Instruction >> Please count the lines in the listing below where the word "FluidMath" appears. Give the number only.

───── Input records

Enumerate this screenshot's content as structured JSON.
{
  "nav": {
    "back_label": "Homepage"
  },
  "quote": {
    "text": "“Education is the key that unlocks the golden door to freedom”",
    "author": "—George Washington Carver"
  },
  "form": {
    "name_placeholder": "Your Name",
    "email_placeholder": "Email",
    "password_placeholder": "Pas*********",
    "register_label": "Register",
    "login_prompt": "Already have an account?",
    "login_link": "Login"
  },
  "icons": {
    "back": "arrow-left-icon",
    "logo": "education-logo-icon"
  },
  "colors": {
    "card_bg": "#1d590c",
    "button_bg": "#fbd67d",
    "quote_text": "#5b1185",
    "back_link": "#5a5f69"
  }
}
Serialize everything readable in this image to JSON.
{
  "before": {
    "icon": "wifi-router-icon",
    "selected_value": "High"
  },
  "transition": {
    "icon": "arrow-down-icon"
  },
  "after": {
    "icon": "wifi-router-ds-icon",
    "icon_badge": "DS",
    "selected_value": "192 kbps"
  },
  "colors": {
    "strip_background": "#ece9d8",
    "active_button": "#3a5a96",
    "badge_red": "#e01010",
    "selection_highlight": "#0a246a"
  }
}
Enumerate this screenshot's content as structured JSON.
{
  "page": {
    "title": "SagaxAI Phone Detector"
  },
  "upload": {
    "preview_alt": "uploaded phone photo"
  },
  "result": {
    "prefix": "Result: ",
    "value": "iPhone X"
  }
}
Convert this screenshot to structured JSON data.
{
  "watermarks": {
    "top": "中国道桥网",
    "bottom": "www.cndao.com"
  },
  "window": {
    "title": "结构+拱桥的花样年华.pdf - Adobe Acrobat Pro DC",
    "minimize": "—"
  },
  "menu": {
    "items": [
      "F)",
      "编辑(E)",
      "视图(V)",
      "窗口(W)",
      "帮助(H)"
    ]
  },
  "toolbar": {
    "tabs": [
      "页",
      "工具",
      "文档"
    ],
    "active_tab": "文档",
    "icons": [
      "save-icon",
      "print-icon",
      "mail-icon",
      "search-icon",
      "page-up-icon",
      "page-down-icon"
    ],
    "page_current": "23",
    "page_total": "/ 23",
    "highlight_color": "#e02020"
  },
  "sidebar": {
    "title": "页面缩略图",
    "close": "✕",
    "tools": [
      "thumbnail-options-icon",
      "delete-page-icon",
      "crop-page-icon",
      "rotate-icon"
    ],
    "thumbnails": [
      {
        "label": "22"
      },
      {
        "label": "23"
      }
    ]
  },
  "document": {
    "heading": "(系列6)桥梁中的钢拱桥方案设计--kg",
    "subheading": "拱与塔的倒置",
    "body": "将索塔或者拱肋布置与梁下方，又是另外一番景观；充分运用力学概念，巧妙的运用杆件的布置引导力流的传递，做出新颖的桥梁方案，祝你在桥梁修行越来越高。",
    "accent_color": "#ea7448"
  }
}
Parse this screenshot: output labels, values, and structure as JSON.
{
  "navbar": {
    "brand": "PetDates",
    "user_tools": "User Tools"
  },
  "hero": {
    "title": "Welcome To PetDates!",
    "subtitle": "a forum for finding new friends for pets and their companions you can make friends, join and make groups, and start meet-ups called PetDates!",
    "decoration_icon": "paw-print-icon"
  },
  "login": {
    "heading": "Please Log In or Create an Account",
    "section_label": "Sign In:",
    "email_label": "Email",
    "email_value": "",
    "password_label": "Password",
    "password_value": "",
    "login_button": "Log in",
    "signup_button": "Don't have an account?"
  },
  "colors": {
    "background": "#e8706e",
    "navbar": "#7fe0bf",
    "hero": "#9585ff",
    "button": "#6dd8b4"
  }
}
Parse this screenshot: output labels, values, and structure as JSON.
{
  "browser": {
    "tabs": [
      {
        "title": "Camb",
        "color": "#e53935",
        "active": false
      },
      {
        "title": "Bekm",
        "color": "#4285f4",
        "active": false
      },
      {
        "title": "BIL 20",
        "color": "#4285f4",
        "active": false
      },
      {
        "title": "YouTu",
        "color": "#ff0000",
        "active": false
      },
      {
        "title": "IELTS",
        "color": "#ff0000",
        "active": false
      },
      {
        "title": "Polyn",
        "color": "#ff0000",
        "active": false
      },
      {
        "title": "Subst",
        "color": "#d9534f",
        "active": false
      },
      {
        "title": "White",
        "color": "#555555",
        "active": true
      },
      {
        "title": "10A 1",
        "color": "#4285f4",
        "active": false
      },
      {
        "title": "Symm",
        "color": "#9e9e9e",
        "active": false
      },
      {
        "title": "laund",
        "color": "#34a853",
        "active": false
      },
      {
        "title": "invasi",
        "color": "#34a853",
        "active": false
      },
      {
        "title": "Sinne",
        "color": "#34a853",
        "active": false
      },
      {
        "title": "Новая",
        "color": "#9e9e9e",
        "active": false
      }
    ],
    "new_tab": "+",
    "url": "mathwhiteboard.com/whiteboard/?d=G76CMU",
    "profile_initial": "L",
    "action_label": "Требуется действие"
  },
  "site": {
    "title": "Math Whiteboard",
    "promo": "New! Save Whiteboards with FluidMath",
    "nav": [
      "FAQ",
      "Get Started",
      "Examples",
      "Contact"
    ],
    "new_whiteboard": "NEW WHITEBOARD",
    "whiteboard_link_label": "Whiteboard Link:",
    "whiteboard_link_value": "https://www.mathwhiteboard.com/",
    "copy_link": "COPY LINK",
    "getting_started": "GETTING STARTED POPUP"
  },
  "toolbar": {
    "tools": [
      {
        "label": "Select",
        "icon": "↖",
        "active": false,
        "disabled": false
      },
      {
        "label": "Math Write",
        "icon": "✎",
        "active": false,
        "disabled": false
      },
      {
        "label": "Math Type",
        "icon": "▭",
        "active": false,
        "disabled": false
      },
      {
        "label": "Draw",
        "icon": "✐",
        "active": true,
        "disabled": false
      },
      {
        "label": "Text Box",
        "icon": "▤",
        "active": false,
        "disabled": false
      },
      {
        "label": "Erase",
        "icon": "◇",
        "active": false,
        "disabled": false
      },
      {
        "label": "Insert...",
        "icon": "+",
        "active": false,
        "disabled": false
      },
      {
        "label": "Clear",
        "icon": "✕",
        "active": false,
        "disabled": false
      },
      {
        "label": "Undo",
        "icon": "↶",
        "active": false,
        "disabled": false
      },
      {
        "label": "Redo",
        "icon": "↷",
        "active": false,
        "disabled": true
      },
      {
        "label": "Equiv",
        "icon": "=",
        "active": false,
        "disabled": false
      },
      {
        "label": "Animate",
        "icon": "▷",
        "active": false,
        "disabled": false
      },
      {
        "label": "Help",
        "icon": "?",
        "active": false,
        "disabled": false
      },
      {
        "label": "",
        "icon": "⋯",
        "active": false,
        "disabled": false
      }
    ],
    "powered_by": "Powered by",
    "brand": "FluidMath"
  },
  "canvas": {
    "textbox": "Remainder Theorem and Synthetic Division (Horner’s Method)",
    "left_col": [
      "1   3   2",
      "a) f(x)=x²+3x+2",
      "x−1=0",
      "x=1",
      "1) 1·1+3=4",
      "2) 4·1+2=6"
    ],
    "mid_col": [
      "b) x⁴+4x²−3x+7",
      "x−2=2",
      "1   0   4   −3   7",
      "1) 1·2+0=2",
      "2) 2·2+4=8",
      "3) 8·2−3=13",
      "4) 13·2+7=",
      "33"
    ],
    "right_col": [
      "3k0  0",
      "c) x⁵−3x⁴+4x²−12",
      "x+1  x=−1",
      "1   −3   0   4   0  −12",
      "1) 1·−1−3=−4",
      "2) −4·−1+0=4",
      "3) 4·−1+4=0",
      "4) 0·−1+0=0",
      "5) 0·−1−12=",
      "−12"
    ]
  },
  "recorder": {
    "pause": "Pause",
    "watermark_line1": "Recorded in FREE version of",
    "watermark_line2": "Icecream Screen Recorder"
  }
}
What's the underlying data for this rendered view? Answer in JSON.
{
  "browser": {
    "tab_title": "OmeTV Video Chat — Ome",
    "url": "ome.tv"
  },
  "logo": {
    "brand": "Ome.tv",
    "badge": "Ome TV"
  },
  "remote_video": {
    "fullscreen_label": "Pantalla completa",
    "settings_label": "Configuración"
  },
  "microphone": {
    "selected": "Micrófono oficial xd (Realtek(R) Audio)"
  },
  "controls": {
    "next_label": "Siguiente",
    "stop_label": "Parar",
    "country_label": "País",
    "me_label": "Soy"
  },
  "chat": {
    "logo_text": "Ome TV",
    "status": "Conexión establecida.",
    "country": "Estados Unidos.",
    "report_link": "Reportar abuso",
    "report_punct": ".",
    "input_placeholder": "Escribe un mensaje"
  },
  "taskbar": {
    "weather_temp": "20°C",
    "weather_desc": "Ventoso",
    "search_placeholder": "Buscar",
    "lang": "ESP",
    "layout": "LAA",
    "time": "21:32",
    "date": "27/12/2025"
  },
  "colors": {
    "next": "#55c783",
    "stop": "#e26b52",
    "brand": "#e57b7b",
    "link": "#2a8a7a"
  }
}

──────────

Result >> 2